■ **What you need to do**:
Search the data below for the string "Молодежная". Extract every line that contains it.

[start Task inputs]

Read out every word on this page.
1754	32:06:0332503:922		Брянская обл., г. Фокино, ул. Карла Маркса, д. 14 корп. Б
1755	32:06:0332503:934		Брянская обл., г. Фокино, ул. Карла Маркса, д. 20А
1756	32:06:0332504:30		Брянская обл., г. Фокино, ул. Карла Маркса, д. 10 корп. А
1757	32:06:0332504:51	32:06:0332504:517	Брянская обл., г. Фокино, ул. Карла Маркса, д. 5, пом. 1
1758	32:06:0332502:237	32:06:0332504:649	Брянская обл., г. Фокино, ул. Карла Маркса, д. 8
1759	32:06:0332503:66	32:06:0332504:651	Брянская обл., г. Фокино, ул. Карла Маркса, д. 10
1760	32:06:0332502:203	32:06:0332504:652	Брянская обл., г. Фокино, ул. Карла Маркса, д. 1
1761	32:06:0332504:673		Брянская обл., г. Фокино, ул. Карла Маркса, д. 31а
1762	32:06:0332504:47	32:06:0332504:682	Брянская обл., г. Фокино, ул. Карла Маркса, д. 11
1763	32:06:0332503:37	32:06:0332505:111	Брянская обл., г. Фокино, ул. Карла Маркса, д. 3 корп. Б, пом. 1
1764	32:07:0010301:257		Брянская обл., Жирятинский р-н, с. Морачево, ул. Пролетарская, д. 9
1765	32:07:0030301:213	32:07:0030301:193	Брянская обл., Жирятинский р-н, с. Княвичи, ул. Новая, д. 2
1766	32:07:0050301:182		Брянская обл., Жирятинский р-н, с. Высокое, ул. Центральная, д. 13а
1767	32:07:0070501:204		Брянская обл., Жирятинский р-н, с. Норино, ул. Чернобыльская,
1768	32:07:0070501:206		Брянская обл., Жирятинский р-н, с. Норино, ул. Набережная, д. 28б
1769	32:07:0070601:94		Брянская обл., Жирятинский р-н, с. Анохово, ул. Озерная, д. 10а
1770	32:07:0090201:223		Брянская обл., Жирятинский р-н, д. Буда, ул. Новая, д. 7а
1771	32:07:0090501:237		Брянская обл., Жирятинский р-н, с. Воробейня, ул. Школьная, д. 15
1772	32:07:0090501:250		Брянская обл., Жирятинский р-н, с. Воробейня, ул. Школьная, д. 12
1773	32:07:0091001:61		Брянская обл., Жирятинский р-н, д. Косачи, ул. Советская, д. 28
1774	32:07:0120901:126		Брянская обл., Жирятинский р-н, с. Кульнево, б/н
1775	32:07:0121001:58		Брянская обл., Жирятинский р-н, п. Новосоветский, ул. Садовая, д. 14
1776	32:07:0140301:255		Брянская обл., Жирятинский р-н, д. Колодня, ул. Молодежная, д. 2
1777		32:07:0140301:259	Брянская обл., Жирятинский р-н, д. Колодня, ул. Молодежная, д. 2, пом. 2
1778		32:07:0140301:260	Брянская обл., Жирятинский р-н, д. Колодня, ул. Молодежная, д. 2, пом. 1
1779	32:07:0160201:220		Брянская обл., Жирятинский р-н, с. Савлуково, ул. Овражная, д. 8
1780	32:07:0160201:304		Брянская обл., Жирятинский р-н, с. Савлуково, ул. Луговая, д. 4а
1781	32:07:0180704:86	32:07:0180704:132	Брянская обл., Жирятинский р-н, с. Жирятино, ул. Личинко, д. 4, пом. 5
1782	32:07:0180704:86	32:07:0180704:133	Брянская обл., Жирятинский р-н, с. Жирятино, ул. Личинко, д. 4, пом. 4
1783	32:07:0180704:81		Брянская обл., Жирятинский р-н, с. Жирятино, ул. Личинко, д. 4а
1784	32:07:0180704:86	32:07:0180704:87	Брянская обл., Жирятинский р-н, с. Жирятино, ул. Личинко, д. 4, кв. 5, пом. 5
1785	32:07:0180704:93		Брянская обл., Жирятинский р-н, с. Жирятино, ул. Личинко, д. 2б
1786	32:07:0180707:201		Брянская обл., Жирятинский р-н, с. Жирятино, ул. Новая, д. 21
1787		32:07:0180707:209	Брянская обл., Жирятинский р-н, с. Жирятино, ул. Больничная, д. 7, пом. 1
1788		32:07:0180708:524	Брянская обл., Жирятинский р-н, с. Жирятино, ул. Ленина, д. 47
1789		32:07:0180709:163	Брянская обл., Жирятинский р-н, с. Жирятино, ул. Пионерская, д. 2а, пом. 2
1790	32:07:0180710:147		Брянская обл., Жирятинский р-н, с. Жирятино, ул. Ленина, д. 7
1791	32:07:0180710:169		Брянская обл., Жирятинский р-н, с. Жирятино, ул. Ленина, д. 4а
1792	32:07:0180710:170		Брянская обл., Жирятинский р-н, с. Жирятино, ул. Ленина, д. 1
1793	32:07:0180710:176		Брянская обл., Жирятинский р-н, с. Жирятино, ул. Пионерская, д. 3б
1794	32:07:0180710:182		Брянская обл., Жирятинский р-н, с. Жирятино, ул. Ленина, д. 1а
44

[end Task inputs]

■ **Final result**:
1776	32:07:0140301:255		Брянская обл., Жирятинский р-н, д. Колодня, ул. Молодежная, д. 2
1777		32:07:0140301:259	Брянская обл., Жирятинский р-н, д. Колодня, ул. Молодежная, д. 2, пом. 2
1778		32:07:0140301:260	Брянская обл., Жирятинский р-н, д. Колодня, ул. Молодежная, д. 2, пом. 1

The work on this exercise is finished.